*What to produce*
From the entries below, copy out every line with "text" in it.

*Records provided*
◇ ◇ ◇ ◇ ◇
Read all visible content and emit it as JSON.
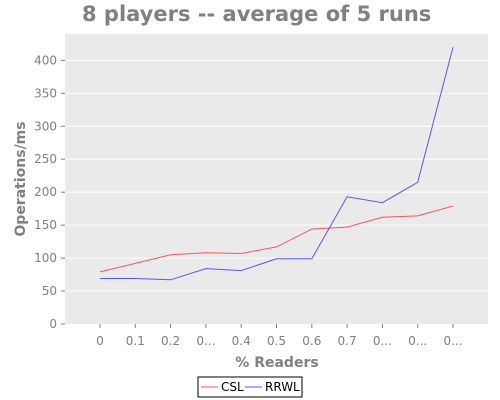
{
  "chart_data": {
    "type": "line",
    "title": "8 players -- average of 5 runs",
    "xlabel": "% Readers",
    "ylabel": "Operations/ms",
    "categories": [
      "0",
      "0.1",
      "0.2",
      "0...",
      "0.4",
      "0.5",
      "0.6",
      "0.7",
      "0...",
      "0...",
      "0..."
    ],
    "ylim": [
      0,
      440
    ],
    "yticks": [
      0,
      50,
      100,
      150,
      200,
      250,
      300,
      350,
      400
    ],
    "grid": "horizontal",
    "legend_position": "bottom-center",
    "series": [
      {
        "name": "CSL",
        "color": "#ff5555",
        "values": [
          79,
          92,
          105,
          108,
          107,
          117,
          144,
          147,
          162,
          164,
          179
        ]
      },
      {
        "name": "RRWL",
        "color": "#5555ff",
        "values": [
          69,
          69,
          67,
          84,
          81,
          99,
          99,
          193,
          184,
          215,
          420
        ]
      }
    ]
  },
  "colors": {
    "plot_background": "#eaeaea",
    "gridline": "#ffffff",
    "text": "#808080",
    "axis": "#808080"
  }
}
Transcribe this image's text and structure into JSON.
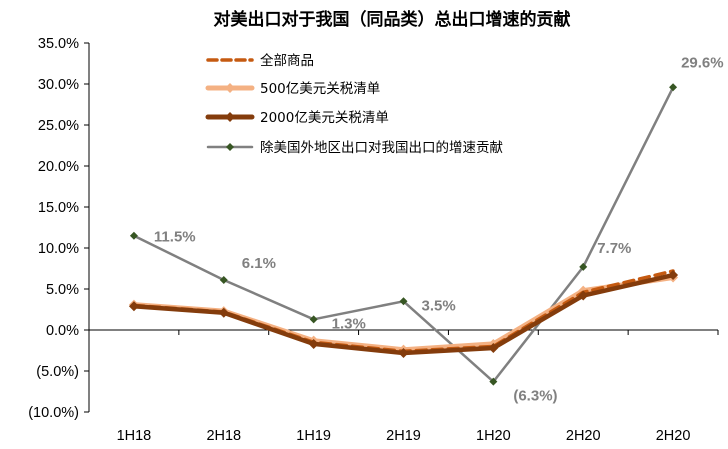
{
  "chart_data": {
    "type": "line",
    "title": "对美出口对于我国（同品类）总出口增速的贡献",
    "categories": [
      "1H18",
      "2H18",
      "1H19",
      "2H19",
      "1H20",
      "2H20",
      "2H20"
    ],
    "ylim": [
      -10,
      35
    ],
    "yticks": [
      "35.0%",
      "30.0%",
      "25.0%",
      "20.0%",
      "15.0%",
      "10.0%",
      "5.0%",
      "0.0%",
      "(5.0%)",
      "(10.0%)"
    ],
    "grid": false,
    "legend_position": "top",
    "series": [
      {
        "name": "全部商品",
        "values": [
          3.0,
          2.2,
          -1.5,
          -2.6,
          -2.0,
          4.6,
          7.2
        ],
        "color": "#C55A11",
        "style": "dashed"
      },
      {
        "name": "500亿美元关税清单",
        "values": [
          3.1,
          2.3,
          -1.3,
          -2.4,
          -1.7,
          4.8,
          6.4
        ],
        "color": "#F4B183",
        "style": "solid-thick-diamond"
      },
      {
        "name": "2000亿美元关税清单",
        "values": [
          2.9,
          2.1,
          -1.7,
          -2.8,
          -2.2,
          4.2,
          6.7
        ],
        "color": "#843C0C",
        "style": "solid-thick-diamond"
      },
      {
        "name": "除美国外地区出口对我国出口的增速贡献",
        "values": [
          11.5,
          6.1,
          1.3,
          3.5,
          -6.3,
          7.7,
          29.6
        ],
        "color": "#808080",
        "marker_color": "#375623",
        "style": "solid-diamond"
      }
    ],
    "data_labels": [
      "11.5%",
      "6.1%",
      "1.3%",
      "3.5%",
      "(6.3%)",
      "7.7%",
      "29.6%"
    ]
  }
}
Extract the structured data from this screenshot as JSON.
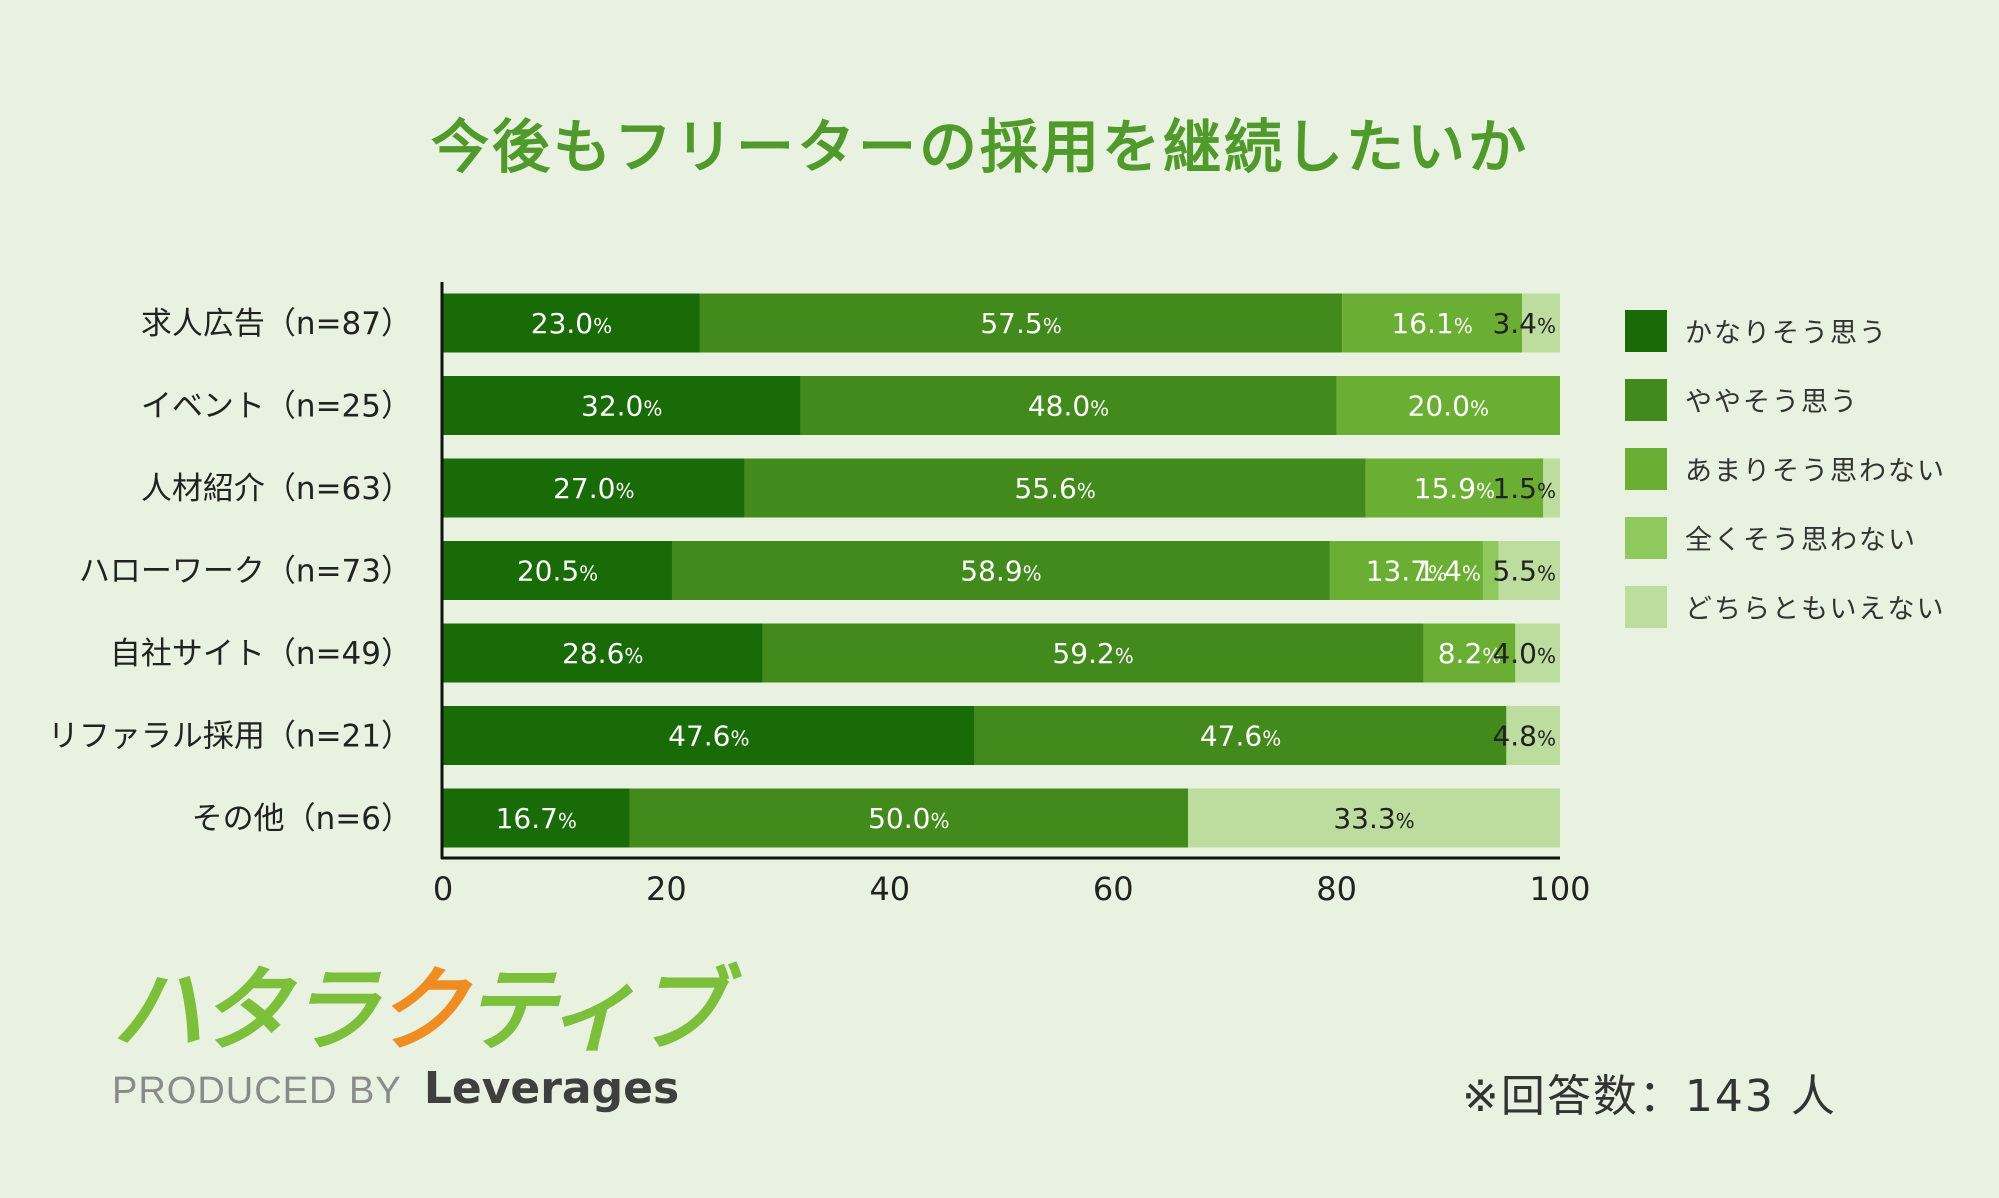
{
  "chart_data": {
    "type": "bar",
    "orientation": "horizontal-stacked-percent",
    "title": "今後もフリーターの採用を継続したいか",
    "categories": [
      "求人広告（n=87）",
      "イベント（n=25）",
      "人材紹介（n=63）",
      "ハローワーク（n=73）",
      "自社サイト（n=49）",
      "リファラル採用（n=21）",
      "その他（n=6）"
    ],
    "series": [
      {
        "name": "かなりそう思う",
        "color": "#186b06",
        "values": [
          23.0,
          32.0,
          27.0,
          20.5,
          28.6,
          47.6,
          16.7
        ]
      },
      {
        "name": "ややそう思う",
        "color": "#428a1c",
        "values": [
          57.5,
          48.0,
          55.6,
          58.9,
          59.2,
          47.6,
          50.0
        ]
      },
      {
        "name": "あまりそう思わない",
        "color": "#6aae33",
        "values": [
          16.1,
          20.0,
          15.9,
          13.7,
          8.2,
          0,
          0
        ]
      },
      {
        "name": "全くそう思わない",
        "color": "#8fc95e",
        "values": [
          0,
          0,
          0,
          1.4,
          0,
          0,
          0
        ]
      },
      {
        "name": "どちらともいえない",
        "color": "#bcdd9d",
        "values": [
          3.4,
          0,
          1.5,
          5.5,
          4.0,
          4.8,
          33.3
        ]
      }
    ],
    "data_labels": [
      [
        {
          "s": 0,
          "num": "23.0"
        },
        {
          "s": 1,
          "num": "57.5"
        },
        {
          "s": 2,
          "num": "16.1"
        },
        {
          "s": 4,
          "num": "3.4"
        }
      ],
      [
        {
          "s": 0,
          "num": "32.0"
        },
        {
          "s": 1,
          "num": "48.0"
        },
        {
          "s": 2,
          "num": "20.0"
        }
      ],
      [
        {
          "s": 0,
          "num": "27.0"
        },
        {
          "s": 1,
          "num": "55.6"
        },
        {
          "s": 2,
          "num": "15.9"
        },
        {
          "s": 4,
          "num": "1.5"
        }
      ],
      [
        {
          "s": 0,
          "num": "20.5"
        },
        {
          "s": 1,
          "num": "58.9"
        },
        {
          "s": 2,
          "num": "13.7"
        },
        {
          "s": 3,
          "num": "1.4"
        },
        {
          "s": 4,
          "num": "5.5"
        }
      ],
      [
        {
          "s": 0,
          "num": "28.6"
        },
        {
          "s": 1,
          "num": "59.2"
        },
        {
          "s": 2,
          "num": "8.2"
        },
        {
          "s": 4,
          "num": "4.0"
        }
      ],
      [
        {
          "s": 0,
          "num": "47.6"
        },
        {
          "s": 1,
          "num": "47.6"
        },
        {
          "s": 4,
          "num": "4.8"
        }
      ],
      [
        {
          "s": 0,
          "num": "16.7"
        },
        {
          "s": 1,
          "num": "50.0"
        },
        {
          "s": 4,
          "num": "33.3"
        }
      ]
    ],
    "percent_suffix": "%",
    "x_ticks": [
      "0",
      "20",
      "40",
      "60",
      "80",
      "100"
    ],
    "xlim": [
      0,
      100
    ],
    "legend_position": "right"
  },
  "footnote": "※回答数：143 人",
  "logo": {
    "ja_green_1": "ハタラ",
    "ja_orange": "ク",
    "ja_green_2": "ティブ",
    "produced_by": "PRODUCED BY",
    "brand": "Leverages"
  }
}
◇ ◇ ◇ ◇ ◇
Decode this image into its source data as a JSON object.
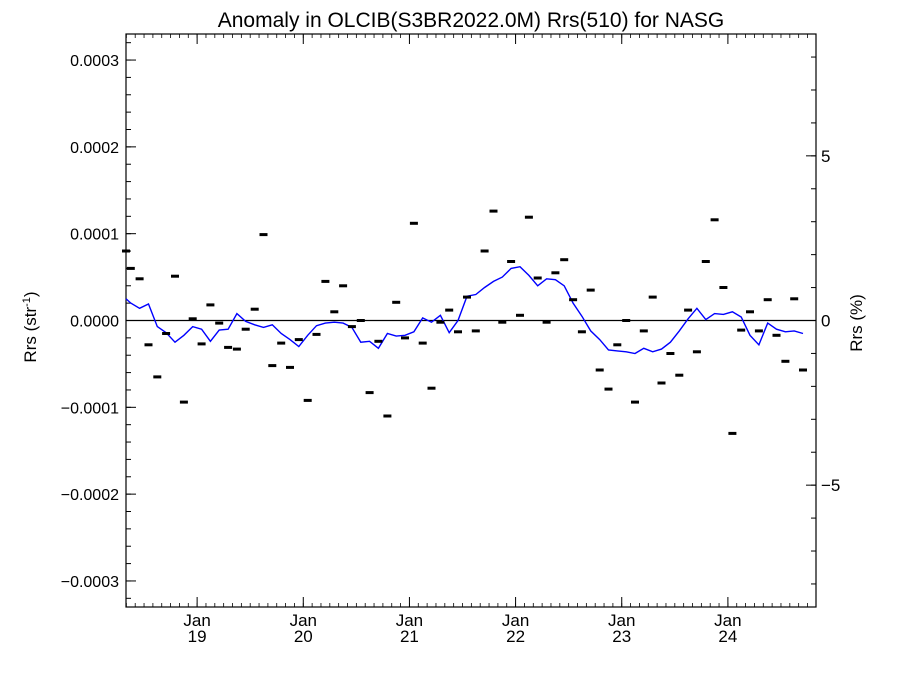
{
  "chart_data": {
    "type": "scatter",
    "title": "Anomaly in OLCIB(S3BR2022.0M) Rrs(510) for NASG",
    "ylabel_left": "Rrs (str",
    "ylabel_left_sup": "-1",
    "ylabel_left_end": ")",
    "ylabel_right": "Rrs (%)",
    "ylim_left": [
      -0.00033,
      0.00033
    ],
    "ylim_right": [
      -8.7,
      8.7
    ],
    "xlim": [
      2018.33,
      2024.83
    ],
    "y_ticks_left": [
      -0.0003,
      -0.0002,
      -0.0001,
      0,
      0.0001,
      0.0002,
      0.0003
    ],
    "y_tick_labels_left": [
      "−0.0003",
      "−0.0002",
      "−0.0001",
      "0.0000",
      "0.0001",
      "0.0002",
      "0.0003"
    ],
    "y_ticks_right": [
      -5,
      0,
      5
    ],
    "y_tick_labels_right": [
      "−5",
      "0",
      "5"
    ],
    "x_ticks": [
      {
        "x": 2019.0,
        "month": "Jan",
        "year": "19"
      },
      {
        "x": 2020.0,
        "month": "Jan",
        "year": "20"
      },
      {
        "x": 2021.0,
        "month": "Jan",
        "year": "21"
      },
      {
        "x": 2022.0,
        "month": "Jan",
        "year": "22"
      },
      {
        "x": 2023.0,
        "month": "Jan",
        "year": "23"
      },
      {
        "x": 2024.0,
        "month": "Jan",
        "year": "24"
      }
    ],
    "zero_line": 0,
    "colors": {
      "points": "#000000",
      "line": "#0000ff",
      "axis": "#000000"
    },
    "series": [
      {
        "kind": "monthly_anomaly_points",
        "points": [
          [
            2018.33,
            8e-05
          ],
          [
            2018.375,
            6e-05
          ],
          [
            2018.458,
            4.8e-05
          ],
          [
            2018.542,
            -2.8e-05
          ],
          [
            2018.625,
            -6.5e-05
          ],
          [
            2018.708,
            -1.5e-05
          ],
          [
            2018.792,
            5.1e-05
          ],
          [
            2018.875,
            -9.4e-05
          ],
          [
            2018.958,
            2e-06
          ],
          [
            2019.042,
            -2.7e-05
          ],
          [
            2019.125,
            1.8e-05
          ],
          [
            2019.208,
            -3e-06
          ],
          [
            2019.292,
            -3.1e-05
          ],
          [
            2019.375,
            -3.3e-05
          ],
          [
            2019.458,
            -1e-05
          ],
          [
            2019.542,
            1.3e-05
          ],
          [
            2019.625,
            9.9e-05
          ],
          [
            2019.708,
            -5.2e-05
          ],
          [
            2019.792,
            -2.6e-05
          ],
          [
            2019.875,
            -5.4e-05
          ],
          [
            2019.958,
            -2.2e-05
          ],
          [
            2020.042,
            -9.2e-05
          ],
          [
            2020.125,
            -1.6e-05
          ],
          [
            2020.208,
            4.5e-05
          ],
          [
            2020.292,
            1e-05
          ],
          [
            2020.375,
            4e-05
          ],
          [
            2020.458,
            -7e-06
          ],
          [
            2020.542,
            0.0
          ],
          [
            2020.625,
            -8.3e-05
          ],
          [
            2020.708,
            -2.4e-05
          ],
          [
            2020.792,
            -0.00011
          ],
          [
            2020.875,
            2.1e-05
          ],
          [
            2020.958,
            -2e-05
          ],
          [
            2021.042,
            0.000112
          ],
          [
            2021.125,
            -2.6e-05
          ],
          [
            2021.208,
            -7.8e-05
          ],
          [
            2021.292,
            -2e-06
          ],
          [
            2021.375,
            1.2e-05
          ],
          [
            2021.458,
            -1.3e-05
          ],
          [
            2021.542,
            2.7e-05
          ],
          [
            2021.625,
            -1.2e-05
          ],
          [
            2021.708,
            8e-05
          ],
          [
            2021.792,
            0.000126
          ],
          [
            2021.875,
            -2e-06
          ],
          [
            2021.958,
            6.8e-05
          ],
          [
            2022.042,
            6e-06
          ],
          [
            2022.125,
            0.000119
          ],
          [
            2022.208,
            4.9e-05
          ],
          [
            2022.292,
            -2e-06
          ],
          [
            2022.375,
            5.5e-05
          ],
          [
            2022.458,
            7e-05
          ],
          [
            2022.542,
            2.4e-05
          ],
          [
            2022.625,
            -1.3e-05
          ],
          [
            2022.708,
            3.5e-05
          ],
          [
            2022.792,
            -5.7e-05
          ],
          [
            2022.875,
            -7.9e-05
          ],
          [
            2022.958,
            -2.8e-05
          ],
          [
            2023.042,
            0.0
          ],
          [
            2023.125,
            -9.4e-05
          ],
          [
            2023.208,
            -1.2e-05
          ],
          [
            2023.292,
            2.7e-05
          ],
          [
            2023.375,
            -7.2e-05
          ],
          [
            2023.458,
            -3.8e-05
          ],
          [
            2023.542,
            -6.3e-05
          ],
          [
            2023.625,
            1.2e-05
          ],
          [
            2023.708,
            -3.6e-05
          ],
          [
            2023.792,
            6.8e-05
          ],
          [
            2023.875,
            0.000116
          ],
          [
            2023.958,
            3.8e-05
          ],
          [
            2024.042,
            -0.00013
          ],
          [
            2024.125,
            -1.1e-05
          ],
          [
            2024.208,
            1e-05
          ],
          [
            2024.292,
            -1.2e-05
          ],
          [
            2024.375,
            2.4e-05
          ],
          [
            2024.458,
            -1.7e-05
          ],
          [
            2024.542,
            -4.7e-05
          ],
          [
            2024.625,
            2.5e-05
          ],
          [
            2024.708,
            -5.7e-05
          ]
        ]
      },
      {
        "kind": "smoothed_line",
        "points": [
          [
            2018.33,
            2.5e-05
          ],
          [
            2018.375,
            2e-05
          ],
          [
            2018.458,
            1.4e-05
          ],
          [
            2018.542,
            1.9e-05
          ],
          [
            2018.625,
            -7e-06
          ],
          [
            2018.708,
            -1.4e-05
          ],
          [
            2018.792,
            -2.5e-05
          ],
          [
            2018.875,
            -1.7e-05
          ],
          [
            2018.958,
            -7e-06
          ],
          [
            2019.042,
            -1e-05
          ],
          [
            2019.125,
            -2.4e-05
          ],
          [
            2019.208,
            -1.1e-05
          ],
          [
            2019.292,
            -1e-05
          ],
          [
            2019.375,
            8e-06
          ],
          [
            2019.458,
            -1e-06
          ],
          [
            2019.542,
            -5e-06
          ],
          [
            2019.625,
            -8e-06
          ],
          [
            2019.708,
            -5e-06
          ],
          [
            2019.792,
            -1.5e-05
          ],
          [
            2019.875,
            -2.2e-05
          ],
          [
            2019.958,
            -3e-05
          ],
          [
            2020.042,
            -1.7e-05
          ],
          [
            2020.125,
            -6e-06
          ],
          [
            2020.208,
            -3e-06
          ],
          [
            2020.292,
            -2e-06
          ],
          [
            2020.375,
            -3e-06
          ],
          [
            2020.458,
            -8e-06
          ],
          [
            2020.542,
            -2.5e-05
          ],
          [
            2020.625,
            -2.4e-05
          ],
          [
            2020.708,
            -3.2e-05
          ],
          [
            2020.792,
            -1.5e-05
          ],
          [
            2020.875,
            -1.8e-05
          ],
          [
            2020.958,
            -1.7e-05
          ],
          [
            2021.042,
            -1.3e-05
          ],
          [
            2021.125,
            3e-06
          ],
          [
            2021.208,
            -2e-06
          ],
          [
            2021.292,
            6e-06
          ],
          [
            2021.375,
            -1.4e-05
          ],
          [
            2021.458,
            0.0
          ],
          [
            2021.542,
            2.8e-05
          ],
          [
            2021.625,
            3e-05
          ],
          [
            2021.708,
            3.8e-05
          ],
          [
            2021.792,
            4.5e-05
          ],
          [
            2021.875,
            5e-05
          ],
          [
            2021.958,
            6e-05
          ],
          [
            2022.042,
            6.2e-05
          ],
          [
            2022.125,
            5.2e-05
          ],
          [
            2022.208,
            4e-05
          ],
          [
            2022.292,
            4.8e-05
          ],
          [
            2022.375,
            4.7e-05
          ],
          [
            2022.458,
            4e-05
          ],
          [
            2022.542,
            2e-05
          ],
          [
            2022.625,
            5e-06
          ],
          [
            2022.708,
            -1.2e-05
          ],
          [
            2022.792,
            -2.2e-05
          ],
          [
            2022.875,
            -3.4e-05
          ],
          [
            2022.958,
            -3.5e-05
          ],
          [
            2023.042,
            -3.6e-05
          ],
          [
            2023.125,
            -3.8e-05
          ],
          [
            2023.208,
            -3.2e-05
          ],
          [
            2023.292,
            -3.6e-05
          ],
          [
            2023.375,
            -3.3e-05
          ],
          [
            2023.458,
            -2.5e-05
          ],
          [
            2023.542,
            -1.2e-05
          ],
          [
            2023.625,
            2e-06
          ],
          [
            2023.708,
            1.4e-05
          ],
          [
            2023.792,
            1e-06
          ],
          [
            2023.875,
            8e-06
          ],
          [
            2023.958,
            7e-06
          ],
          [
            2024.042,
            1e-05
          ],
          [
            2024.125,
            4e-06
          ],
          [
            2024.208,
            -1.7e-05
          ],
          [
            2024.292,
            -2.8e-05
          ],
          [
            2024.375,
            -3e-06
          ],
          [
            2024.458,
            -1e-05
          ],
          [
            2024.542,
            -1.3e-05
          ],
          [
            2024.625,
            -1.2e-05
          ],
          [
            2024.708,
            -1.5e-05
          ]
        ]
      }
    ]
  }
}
◇ ◇ ◇ ◇ ◇
*Exercise output*
    "text": "#808080",
Transcribe this image's text and structure into JSON.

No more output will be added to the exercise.